| The problem |
Please print the full listing exactly.

-*-*-

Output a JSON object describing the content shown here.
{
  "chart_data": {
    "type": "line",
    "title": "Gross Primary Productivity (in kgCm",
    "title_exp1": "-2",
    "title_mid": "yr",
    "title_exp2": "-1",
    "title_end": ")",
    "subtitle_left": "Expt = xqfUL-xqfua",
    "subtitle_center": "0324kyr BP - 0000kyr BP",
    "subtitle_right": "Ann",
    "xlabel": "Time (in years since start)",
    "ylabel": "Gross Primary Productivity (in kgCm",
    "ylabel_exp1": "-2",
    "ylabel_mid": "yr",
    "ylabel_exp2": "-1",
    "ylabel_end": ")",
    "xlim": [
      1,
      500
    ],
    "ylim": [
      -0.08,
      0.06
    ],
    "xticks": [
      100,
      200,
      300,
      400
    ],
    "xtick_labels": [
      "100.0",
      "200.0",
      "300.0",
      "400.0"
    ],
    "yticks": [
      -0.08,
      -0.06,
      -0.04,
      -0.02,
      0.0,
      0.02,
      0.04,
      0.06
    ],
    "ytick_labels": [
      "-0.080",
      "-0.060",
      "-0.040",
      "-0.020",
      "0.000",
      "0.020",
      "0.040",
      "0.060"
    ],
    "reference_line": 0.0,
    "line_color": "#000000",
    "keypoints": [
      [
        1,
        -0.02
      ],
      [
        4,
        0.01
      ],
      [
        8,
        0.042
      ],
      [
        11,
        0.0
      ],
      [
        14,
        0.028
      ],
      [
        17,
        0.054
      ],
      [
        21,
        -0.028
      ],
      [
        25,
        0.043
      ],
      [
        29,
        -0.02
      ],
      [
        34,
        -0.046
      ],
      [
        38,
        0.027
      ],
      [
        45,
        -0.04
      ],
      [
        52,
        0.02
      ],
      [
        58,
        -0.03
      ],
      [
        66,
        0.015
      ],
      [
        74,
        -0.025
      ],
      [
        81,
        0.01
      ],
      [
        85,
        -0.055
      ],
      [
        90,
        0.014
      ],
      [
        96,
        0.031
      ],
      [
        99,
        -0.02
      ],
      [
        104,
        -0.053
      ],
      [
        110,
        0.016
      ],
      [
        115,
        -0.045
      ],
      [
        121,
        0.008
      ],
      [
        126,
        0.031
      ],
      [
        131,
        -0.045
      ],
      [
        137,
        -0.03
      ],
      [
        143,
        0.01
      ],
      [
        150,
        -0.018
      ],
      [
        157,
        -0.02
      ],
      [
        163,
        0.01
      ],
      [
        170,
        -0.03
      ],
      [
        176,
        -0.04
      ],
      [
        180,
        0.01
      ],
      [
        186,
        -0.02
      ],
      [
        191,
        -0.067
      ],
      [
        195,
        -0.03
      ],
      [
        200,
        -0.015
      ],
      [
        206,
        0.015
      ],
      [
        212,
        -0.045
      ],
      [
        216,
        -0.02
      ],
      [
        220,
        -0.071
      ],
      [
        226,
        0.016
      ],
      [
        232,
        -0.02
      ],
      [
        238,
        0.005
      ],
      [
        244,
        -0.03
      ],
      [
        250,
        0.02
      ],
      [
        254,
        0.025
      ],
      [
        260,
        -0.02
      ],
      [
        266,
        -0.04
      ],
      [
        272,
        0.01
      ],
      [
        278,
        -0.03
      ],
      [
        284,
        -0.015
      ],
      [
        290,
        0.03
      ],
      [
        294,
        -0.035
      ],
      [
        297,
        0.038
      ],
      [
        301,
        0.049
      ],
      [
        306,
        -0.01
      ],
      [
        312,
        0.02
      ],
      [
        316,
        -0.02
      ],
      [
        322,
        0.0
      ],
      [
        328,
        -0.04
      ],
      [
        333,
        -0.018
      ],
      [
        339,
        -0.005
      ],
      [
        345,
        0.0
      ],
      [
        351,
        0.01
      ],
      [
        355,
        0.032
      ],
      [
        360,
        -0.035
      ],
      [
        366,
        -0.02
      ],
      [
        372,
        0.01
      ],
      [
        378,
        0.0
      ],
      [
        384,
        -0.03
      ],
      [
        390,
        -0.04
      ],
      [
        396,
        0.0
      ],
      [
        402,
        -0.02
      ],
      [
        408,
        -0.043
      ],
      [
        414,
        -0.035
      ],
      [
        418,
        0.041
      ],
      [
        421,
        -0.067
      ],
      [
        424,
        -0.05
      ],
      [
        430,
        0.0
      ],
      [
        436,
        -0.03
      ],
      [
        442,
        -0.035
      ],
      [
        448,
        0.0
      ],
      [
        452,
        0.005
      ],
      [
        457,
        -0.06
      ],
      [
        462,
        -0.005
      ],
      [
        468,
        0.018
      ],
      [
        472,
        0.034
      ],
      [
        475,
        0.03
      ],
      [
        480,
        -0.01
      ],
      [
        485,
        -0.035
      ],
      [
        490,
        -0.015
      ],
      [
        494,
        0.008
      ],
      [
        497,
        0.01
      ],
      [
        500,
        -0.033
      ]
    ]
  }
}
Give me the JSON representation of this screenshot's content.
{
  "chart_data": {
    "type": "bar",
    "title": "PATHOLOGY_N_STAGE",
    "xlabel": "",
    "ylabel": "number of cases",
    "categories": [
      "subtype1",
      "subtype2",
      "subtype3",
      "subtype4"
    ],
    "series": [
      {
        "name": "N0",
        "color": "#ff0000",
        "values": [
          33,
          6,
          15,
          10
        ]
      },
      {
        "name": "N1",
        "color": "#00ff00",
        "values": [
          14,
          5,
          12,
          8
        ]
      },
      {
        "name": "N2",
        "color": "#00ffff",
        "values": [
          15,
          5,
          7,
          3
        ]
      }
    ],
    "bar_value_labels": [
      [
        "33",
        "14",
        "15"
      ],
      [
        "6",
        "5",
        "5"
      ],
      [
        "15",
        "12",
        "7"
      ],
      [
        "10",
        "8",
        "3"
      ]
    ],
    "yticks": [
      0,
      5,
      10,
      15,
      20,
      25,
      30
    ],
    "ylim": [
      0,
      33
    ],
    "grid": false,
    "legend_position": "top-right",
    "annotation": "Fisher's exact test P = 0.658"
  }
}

-*-*-

| Answer to the task |
Output a JSON object describing the content shown here.
{
  "chart_data": {
    "type": "line",
    "title": "Gross Primary Productivity (in kgCm",
    "title_exp1": "-2",
    "title_mid": "yr",
    "title_exp2": "-1",
    "title_end": ")",
    "subtitle_left": "Expt = xqfUL-xqfua",
    "subtitle_center": "0324kyr BP - 0000kyr BP",
    "subtitle_right": "Ann",
    "xlabel": "Time (in years since start)",
    "ylabel": "Gross Primary Productivity (in kgCm",
    "ylabel_exp1": "-2",
    "ylabel_mid": "yr",
    "ylabel_exp2": "-1",
    "ylabel_end": ")",
    "xlim": [
      1,
      500
    ],
    "ylim": [
      -0.08,
      0.06
    ],
    "xticks": [
      100,
      200,
      300,
      400
    ],
    "xtick_labels": [
      "100.0",
      "200.0",
      "300.0",
      "400.0"
    ],
    "yticks": [
      -0.08,
      -0.06,
      -0.04,
      -0.02,
      0.0,
      0.02,
      0.04,
      0.06
    ],
    "ytick_labels": [
      "-0.080",
      "-0.060",
      "-0.040",
      "-0.020",
      "0.000",
      "0.020",
      "0.040",
      "0.060"
    ],
    "reference_line": 0.0,
    "line_color": "#000000",
    "keypoints": [
      [
        1,
        -0.02
      ],
      [
        4,
        0.01
      ],
      [
        8,
        0.042
      ],
      [
        11,
        0.0
      ],
      [
        14,
        0.028
      ],
      [
        17,
        0.054
      ],
      [
        21,
        -0.028
      ],
      [
        25,
        0.043
      ],
      [
        29,
        -0.02
      ],
      [
        34,
        -0.046
      ],
      [
        38,
        0.027
      ],
      [
        45,
        -0.04
      ],
      [
        52,
        0.02
      ],
      [
        58,
        -0.03
      ],
      [
        66,
        0.015
      ],
      [
        74,
        -0.025
      ],
      [
        81,
        0.01
      ],
      [
        85,
        -0.055
      ],
      [
        90,
        0.014
      ],
      [
        96,
        0.031
      ],
      [
        99,
        -0.02
      ],
      [
        104,
        -0.053
      ],
      [
        110,
        0.016
      ],
      [
        115,
        -0.045
      ],
      [
        121,
        0.008
      ],
      [
        126,
        0.031
      ],
      [
        131,
        -0.045
      ],
      [
        137,
        -0.03
      ],
      [
        143,
        0.01
      ],
      [
        150,
        -0.018
      ],
      [
        157,
        -0.02
      ],
      [
        163,
        0.01
      ],
      [
        170,
        -0.03
      ],
      [
        176,
        -0.04
      ],
      [
        180,
        0.01
      ],
      [
        186,
        -0.02
      ],
      [
        191,
        -0.067
      ],
      [
        195,
        -0.03
      ],
      [
        200,
        -0.015
      ],
      [
        206,
        0.015
      ],
      [
        212,
        -0.045
      ],
      [
        216,
        -0.02
      ],
      [
        220,
        -0.071
      ],
      [
        226,
        0.016
      ],
      [
        232,
        -0.02
      ],
      [
        238,
        0.005
      ],
      [
        244,
        -0.03
      ],
      [
        250,
        0.02
      ],
      [
        254,
        0.025
      ],
      [
        260,
        -0.02
      ],
      [
        266,
        -0.04
      ],
      [
        272,
        0.01
      ],
      [
        278,
        -0.03
      ],
      [
        284,
        -0.015
      ],
      [
        290,
        0.03
      ],
      [
        294,
        -0.035
      ],
      [
        297,
        0.038
      ],
      [
        301,
        0.049
      ],
      [
        306,
        -0.01
      ],
      [
        312,
        0.02
      ],
      [
        316,
        -0.02
      ],
      [
        322,
        0.0
      ],
      [
        328,
        -0.04
      ],
      [
        333,
        -0.018
      ],
      [
        339,
        -0.005
      ],
      [
        345,
        0.0
      ],
      [
        351,
        0.01
      ],
      [
        355,
        0.032
      ],
      [
        360,
        -0.035
      ],
      [
        366,
        -0.02
      ],
      [
        372,
        0.01
      ],
      [
        378,
        0.0
      ],
      [
        384,
        -0.03
      ],
      [
        390,
        -0.04
      ],
      [
        396,
        0.0
      ],
      [
        402,
        -0.02
      ],
      [
        408,
        -0.043
      ],
      [
        414,
        -0.035
      ],
      [
        418,
        0.041
      ],
      [
        421,
        -0.067
      ],
      [
        424,
        -0.05
      ],
      [
        430,
        0.0
      ],
      [
        436,
        -0.03
      ],
      [
        442,
        -0.035
      ],
      [
        448,
        0.0
      ],
      [
        452,
        0.005
      ],
      [
        457,
        -0.06
      ],
      [
        462,
        -0.005
      ],
      [
        468,
        0.018
      ],
      [
        472,
        0.034
      ],
      [
        475,
        0.03
      ],
      [
        480,
        -0.01
      ],
      [
        485,
        -0.035
      ],
      [
        490,
        -0.015
      ],
      [
        494,
        0.008
      ],
      [
        497,
        0.01
      ],
      [
        500,
        -0.033
      ]
    ]
  }
}
Give me the JSON representation of this screenshot's content.
{
  "chart_data": {
    "type": "bar",
    "title": "PATHOLOGY_N_STAGE",
    "xlabel": "",
    "ylabel": "number of cases",
    "categories": [
      "subtype1",
      "subtype2",
      "subtype3",
      "subtype4"
    ],
    "series": [
      {
        "name": "N0",
        "color": "#ff0000",
        "values": [
          33,
          6,
          15,
          10
        ]
      },
      {
        "name": "N1",
        "color": "#00ff00",
        "values": [
          14,
          5,
          12,
          8
        ]
      },
      {
        "name": "N2",
        "color": "#00ffff",
        "values": [
          15,
          5,
          7,
          3
        ]
      }
    ],
    "bar_value_labels": [
      [
        "33",
        "14",
        "15"
      ],
      [
        "6",
        "5",
        "5"
      ],
      [
        "15",
        "12",
        "7"
      ],
      [
        "10",
        "8",
        "3"
      ]
    ],
    "yticks": [
      0,
      5,
      10,
      15,
      20,
      25,
      30
    ],
    "ylim": [
      0,
      33
    ],
    "grid": false,
    "legend_position": "top-right",
    "annotation": "Fisher's exact test P = 0.658"
  }
}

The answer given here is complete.